* BEGIN RECORDS SHOWN *
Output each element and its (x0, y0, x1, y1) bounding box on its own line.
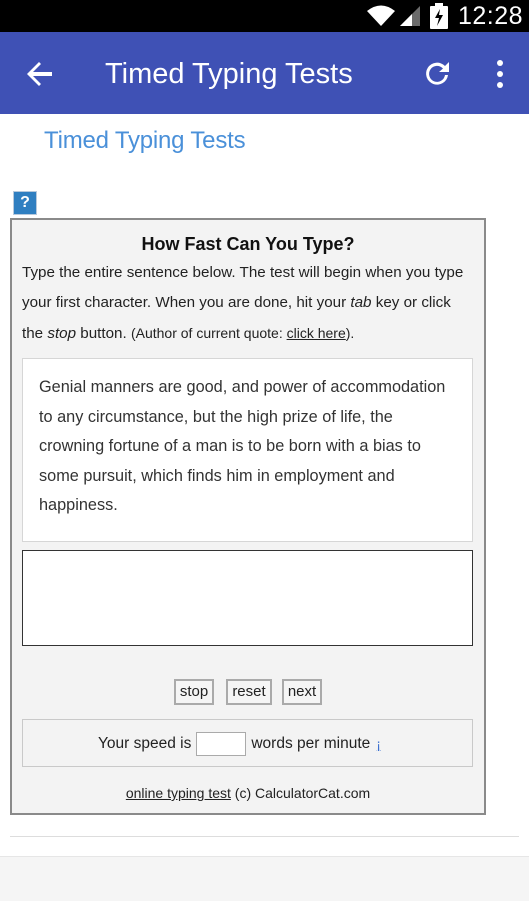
instructions-text-3: button. (76, 325, 131, 342)
speed-box: Your speed is words per minute ¡ (22, 719, 473, 767)
bottom-strip (0, 856, 529, 901)
signal-icon (399, 6, 420, 26)
footer-credit: online typing test (c) CalculatorCat.com (12, 785, 484, 801)
speed-help-link[interactable]: ¡ (376, 736, 381, 752)
next-button[interactable]: next (282, 679, 322, 705)
more-vert-icon[interactable] (486, 56, 514, 92)
footer-copyright: (c) CalculatorCat.com (230, 785, 371, 801)
speed-suffix: words per minute (251, 735, 371, 752)
panel-title: How Fast Can You Type? (141, 234, 355, 254)
reset-button[interactable]: reset (226, 679, 272, 705)
speed-output[interactable] (196, 732, 247, 756)
instructions-tab-word: tab (350, 294, 372, 311)
app-bar: Timed Typing Tests (0, 32, 529, 114)
battery-charging-icon (429, 3, 448, 29)
author-note: (Author of current quote: click here). (131, 325, 354, 341)
speed-prefix: Your speed is (98, 735, 192, 752)
online-typing-test-link[interactable]: online typing test (126, 785, 231, 801)
instructions-stop-word: stop (47, 325, 77, 342)
divider (10, 836, 519, 837)
help-icon[interactable]: ? (13, 191, 37, 215)
refresh-icon[interactable] (419, 56, 455, 92)
instructions: Type the entire sentence below. The test… (22, 258, 472, 349)
status-time: 12:28 (457, 1, 523, 30)
wifi-icon (366, 5, 395, 26)
typing-input[interactable] (22, 550, 473, 646)
app-bar-title: Timed Typing Tests (105, 58, 353, 90)
arrow-back-icon[interactable] (22, 56, 58, 92)
author-link[interactable]: click here (287, 325, 346, 341)
author-suffix: ). (345, 325, 355, 341)
button-row: stop reset next (12, 679, 484, 707)
typing-test-panel: How Fast Can You Type? Type the entire s… (10, 218, 486, 815)
quote-text: Genial manners are good, and power of ac… (22, 358, 473, 542)
status-bar: 12:28 (0, 0, 529, 32)
page-heading: Timed Typing Tests (44, 127, 246, 154)
author-prefix: (Author of current quote: (130, 325, 287, 341)
stop-button[interactable]: stop (174, 679, 214, 705)
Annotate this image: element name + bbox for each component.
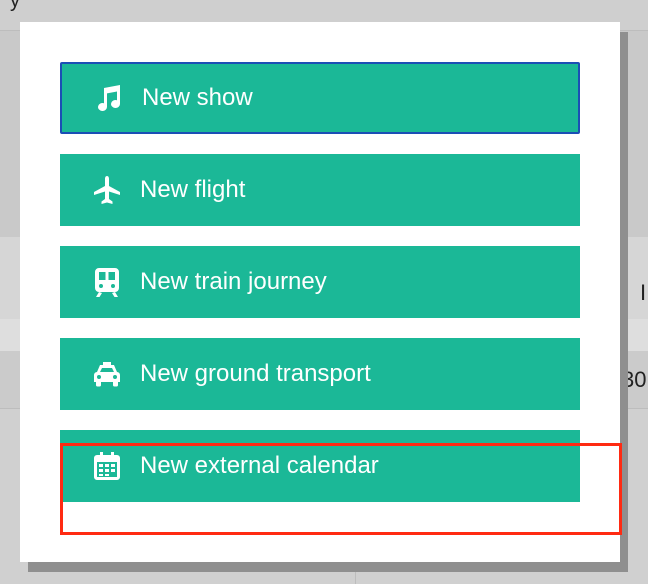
airplane-icon	[90, 173, 124, 207]
button-label: New train journey	[140, 268, 327, 295]
button-label: New ground transport	[140, 360, 371, 387]
new-train-journey-button[interactable]: New train journey	[60, 246, 580, 318]
train-icon	[90, 265, 124, 299]
new-show-button[interactable]: New show	[60, 62, 580, 134]
new-flight-button[interactable]: New flight	[60, 154, 580, 226]
background-text-fragment: y	[10, 0, 20, 12]
taxi-icon	[90, 357, 124, 391]
new-item-menu: New show New flight New train journey Ne…	[20, 22, 622, 562]
button-label: New show	[142, 84, 253, 111]
music-note-icon	[92, 81, 126, 115]
background-text-fragment: I	[640, 280, 647, 305]
highlight-annotation	[60, 443, 622, 535]
new-ground-transport-button[interactable]: New ground transport	[60, 338, 580, 410]
background-text-fragment: 30	[622, 367, 647, 392]
button-label: New flight	[140, 176, 246, 203]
* END RECORDS SHOWN *
• TASK TO COMPLETE
Copy out the stretch of the listing from the line containing "instructions-text-3: button. (76, 325, 131, 342)" through the line containing "Annotate this image: element", both included, with each line unchanged.

• SOLUTION TO THE EXERCISE
instructions-text-3: button. (76, 325, 131, 342)
speed-box: Your speed is words per minute ¡ (22, 719, 473, 767)
bottom-strip (0, 856, 529, 901)
signal-icon (399, 6, 420, 26)
footer-credit: online typing test (c) CalculatorCat.com (12, 785, 484, 801)
speed-help-link[interactable]: ¡ (376, 736, 381, 752)
next-button[interactable]: next (282, 679, 322, 705)
more-vert-icon[interactable] (486, 56, 514, 92)
footer-copyright: (c) CalculatorCat.com (230, 785, 371, 801)
speed-suffix: words per minute (251, 735, 371, 752)
panel-title: How Fast Can You Type? (141, 234, 355, 254)
reset-button[interactable]: reset (226, 679, 272, 705)
speed-output[interactable] (196, 732, 247, 756)
instructions-tab-word: tab (350, 294, 372, 311)
app-bar: Timed Typing Tests (0, 32, 529, 114)
battery-charging-icon (429, 3, 448, 29)
author-note: (Author of current quote: click here). (131, 325, 354, 341)
speed-prefix: Your speed is (98, 735, 192, 752)
online-typing-test-link[interactable]: online typing test (126, 785, 231, 801)
instructions-stop-word: stop (47, 325, 77, 342)
divider (10, 836, 519, 837)
help-icon[interactable]: ? (13, 191, 37, 215)
refresh-icon[interactable] (419, 56, 455, 92)
instructions: Type the entire sentence below. The test… (22, 258, 472, 349)
status-time: 12:28 (457, 1, 523, 30)
wifi-icon (366, 5, 395, 26)
typing-input[interactable] (22, 550, 473, 646)
app-bar-title: Timed Typing Tests (105, 58, 353, 90)
arrow-back-icon[interactable] (22, 56, 58, 92)
author-link[interactable]: click here (287, 325, 346, 341)
author-suffix: ). (345, 325, 355, 341)
button-row: stop reset next (12, 679, 484, 707)
typing-test-panel: How Fast Can You Type? Type the entire s… (10, 218, 486, 815)
quote-text: Genial manners are good, and power of ac… (22, 358, 473, 542)
status-bar: 12:28 (0, 0, 529, 32)
page-heading: Timed Typing Tests (44, 127, 246, 154)
author-prefix: (Author of current quote: (130, 325, 287, 341)
stop-button[interactable]: stop (174, 679, 214, 705)
Annotate this image: element name + bbox for each component.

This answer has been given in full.